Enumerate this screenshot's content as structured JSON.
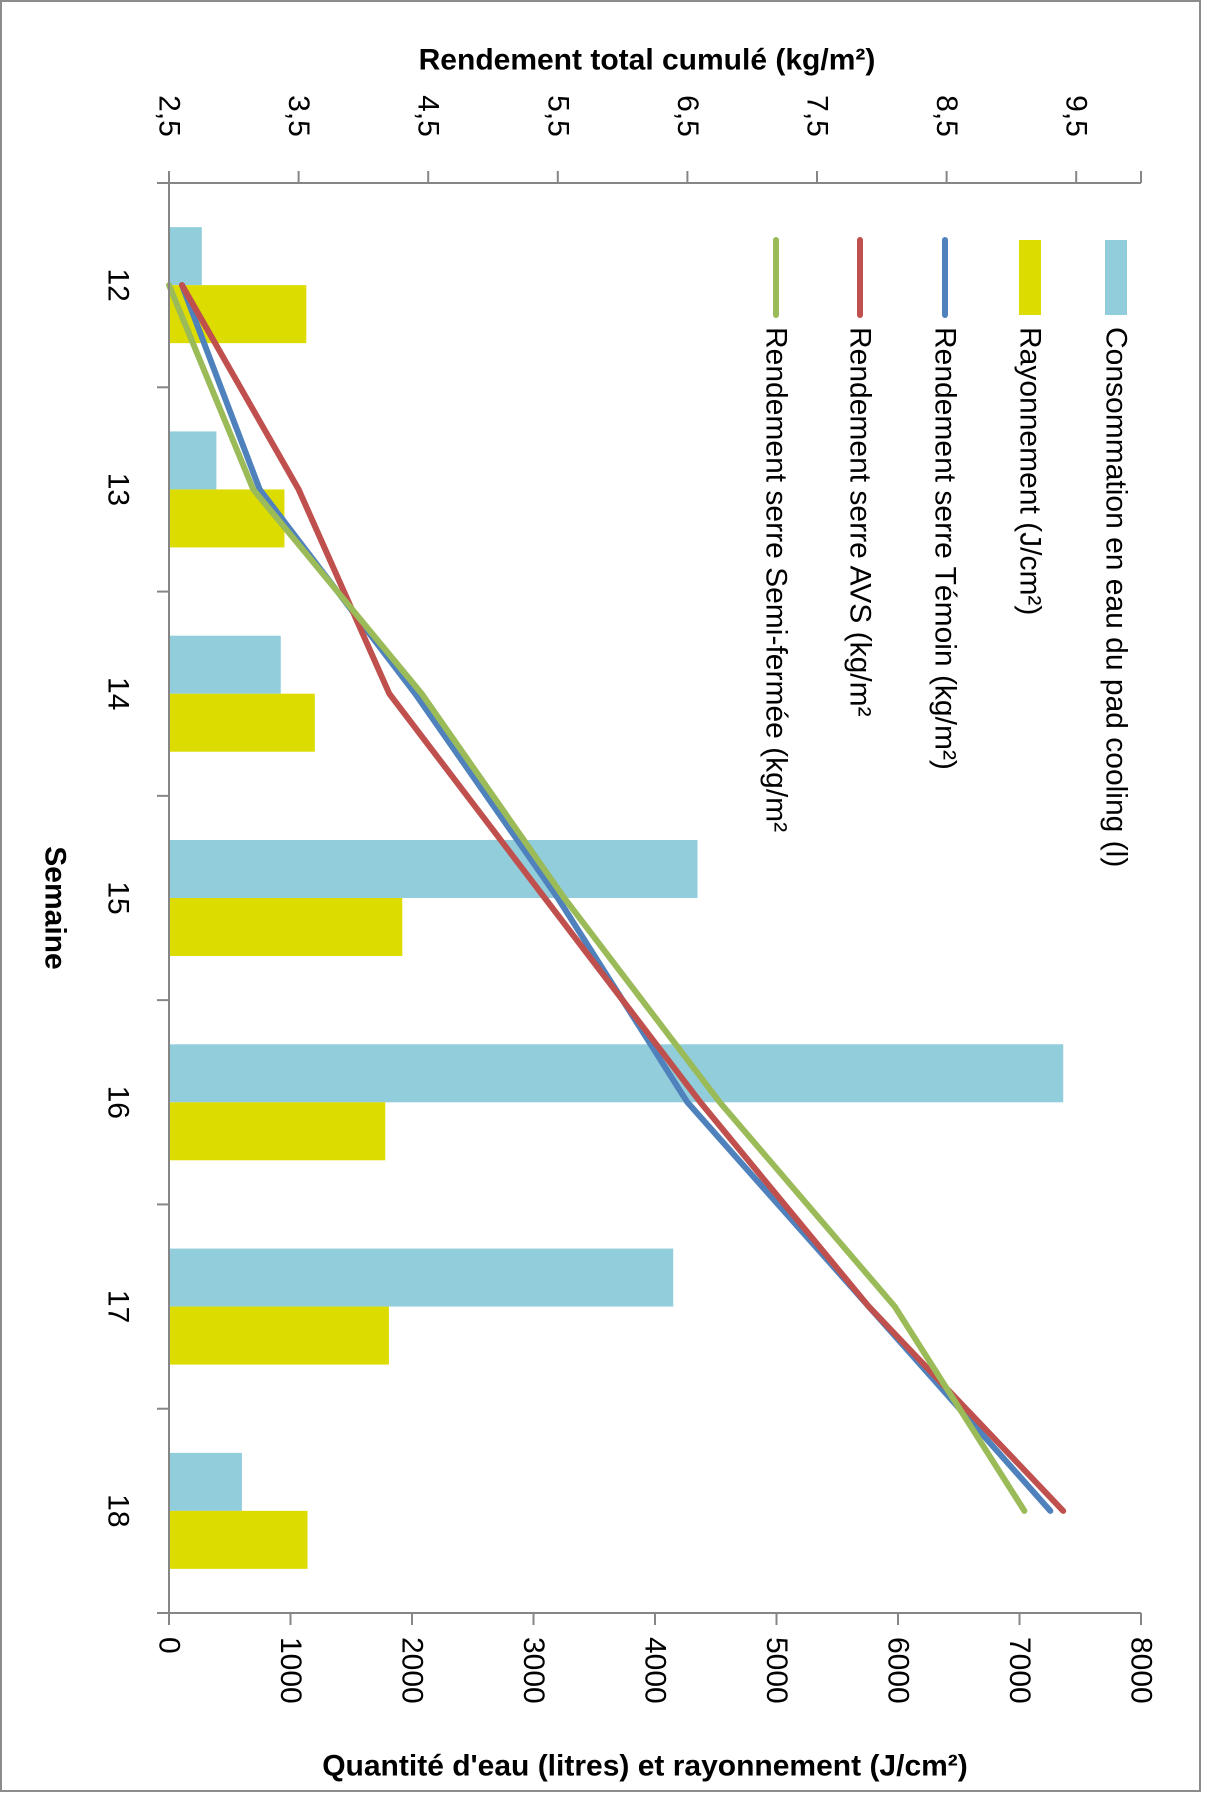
{
  "chart_data": {
    "type": "bar",
    "orientation": "rotated-90-clockwise",
    "categories": [
      "12",
      "13",
      "14",
      "15",
      "16",
      "17",
      "18"
    ],
    "xlabel": "Semaine",
    "primary_axis": {
      "label": "Quantité  d'eau (litres) et rayonnement (J/cm²)",
      "range": [
        0,
        8000
      ],
      "ticks": [
        "0",
        "1000",
        "2000",
        "3000",
        "4000",
        "5000",
        "6000",
        "7000",
        "8000"
      ]
    },
    "secondary_axis": {
      "label": "Rendement total cumulé (kg/m²)",
      "range": [
        2.5,
        10
      ],
      "ticks": [
        "2,5",
        "3,5",
        "4,5",
        "5,5",
        "6,5",
        "7,5",
        "8,5",
        "9,5"
      ]
    },
    "bar_series": [
      {
        "name": "Consommation en eau du pad cooling (l)",
        "color": "#92cddc",
        "values": [
          270,
          390,
          920,
          4350,
          7360,
          4150,
          600
        ]
      },
      {
        "name": "Rayonnement (J/cm²)",
        "color": "#dcdc00",
        "values": [
          1130,
          950,
          1200,
          1920,
          1780,
          1810,
          1140
        ]
      }
    ],
    "line_series": [
      {
        "name": "Rendement serre Témoin (kg/m²)",
        "color": "#4f81bd",
        "values": [
          2.6,
          3.2,
          4.4,
          5.5,
          6.5,
          7.9,
          9.3
        ]
      },
      {
        "name": "Rendement serre AVS (kg/m²",
        "color": "#c0504d",
        "values": [
          2.6,
          3.5,
          4.2,
          5.4,
          6.6,
          7.9,
          9.4
        ]
      },
      {
        "name": "Rendement serre Semi-fermée (kg/m²",
        "color": "#9bbb59",
        "values": [
          2.5,
          3.15,
          4.45,
          5.55,
          6.75,
          8.1,
          9.1
        ]
      }
    ],
    "legend_position": "top-right"
  },
  "colors": {
    "frame": "#8c8c8c",
    "axis": "#868686"
  }
}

....................

Exercise prompt:
Using the records above, retype everything exactly except the pictures.

Solution to this problem:
Enumerate this screenshot's content as structured JSON.
{
  "chart_data": {
    "type": "bar",
    "orientation": "rotated-90-clockwise",
    "categories": [
      "12",
      "13",
      "14",
      "15",
      "16",
      "17",
      "18"
    ],
    "xlabel": "Semaine",
    "primary_axis": {
      "label": "Quantité  d'eau (litres) et rayonnement (J/cm²)",
      "range": [
        0,
        8000
      ],
      "ticks": [
        "0",
        "1000",
        "2000",
        "3000",
        "4000",
        "5000",
        "6000",
        "7000",
        "8000"
      ]
    },
    "secondary_axis": {
      "label": "Rendement total cumulé (kg/m²)",
      "range": [
        2.5,
        10
      ],
      "ticks": [
        "2,5",
        "3,5",
        "4,5",
        "5,5",
        "6,5",
        "7,5",
        "8,5",
        "9,5"
      ]
    },
    "bar_series": [
      {
        "name": "Consommation en eau du pad cooling (l)",
        "color": "#92cddc",
        "values": [
          270,
          390,
          920,
          4350,
          7360,
          4150,
          600
        ]
      },
      {
        "name": "Rayonnement (J/cm²)",
        "color": "#dcdc00",
        "values": [
          1130,
          950,
          1200,
          1920,
          1780,
          1810,
          1140
        ]
      }
    ],
    "line_series": [
      {
        "name": "Rendement serre Témoin (kg/m²)",
        "color": "#4f81bd",
        "values": [
          2.6,
          3.2,
          4.4,
          5.5,
          6.5,
          7.9,
          9.3
        ]
      },
      {
        "name": "Rendement serre AVS (kg/m²",
        "color": "#c0504d",
        "values": [
          2.6,
          3.5,
          4.2,
          5.4,
          6.6,
          7.9,
          9.4
        ]
      },
      {
        "name": "Rendement serre Semi-fermée (kg/m²",
        "color": "#9bbb59",
        "values": [
          2.5,
          3.15,
          4.45,
          5.55,
          6.75,
          8.1,
          9.1
        ]
      }
    ],
    "legend_position": "top-right"
  },
  "colors": {
    "frame": "#8c8c8c",
    "axis": "#868686"
  }
}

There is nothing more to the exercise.